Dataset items

::::

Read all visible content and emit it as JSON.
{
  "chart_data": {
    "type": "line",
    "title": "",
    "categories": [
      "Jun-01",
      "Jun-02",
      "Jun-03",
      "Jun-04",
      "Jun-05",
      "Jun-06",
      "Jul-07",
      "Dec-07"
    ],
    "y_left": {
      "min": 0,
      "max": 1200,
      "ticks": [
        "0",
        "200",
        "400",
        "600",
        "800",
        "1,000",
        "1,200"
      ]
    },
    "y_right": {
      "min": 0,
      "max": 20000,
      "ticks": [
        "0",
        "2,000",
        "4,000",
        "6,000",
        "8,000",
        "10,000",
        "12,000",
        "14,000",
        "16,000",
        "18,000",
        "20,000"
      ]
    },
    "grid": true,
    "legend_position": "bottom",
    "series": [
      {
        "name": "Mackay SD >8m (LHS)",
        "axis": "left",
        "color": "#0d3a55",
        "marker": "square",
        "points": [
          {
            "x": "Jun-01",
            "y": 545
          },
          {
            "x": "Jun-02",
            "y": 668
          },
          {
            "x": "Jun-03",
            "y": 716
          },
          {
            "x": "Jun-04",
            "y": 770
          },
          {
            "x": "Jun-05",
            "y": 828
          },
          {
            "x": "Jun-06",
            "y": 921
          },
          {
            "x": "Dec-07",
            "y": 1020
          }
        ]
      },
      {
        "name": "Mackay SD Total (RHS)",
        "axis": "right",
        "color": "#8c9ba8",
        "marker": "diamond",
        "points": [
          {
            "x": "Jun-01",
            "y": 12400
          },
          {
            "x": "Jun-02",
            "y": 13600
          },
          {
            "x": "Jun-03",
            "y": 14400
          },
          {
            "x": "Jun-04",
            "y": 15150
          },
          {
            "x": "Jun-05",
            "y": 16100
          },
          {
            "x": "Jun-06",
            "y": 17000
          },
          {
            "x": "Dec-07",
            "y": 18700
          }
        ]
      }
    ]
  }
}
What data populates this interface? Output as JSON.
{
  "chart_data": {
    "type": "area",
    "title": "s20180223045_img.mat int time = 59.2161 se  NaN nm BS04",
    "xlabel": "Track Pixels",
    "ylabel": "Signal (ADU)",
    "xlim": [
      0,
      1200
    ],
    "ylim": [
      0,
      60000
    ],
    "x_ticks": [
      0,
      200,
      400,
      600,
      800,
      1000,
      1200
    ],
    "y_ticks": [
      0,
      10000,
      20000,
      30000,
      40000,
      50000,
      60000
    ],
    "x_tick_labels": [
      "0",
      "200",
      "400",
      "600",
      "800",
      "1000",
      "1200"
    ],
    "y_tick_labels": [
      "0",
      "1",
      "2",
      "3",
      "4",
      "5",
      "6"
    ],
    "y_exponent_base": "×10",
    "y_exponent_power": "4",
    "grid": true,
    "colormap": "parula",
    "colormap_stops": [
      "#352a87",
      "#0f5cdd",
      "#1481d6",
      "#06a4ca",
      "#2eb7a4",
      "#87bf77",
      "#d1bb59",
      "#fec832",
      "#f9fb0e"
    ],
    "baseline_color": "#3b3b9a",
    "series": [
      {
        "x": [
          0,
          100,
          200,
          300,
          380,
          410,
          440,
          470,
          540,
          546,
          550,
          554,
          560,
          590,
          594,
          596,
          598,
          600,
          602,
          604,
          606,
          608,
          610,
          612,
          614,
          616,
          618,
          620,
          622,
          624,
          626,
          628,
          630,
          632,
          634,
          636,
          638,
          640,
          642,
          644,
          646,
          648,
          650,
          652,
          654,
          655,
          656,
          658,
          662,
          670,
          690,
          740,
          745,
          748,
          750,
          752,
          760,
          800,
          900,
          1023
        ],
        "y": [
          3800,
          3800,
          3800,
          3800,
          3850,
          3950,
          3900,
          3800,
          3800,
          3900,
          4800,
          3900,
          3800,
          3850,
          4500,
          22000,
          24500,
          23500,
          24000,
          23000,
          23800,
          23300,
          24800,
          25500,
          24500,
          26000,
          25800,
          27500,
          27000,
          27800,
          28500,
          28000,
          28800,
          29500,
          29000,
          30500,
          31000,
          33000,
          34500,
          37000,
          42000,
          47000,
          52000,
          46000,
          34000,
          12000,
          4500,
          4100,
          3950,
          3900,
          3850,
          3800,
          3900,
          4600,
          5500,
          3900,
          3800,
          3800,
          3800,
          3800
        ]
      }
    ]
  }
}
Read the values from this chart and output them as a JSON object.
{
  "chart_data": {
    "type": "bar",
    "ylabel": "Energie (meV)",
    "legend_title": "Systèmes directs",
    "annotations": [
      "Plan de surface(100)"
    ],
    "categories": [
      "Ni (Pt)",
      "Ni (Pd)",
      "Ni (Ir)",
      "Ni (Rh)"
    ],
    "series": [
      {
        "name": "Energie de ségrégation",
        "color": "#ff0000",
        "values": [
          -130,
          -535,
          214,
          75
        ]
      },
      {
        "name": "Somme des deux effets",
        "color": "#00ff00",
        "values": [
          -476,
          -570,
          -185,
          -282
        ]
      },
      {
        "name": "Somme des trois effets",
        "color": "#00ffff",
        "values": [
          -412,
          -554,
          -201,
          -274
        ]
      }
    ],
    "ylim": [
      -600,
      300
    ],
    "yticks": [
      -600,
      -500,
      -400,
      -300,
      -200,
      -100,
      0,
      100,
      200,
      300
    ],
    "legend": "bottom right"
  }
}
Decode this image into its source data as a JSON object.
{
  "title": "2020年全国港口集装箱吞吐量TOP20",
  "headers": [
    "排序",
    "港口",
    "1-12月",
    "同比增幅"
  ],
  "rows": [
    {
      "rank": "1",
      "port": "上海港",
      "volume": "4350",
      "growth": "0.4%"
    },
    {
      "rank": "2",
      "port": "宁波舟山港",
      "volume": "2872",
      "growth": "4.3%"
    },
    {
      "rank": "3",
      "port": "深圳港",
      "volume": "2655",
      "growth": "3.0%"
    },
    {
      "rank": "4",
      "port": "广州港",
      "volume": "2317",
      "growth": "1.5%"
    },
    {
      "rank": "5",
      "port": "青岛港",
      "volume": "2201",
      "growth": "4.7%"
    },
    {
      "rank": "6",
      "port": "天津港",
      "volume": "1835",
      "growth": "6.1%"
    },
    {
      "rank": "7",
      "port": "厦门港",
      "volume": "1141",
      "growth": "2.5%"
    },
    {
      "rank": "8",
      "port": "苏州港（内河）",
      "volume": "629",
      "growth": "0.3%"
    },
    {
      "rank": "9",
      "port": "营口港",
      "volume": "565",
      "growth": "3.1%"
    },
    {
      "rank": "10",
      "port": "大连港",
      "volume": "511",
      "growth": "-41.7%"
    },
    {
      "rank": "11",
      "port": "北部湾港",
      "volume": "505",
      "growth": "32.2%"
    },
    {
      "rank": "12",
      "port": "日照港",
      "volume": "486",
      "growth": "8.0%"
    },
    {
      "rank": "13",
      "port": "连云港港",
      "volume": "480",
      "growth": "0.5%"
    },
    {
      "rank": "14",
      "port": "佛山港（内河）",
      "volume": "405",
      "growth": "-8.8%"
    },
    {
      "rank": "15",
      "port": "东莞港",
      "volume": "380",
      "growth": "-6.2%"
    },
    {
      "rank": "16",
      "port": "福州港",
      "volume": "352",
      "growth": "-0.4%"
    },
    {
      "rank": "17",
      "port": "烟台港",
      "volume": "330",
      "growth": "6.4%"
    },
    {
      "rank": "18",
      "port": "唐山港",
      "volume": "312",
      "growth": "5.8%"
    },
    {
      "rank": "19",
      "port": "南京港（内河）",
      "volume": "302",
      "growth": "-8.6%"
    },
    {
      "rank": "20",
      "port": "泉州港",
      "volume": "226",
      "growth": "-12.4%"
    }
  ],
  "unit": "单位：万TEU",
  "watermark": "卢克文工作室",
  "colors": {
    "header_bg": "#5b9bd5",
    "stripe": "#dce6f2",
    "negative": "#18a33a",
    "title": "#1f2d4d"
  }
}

::::

* WORK INSTRUCTIONS *
From the records given above, copy all lines containing "this".

* EXPECTED ANSWER *
What data populates this interface? Output as JSON.
Read the values from this chart and output them as a JSON object.
Decode this image into its source data as a JSON object.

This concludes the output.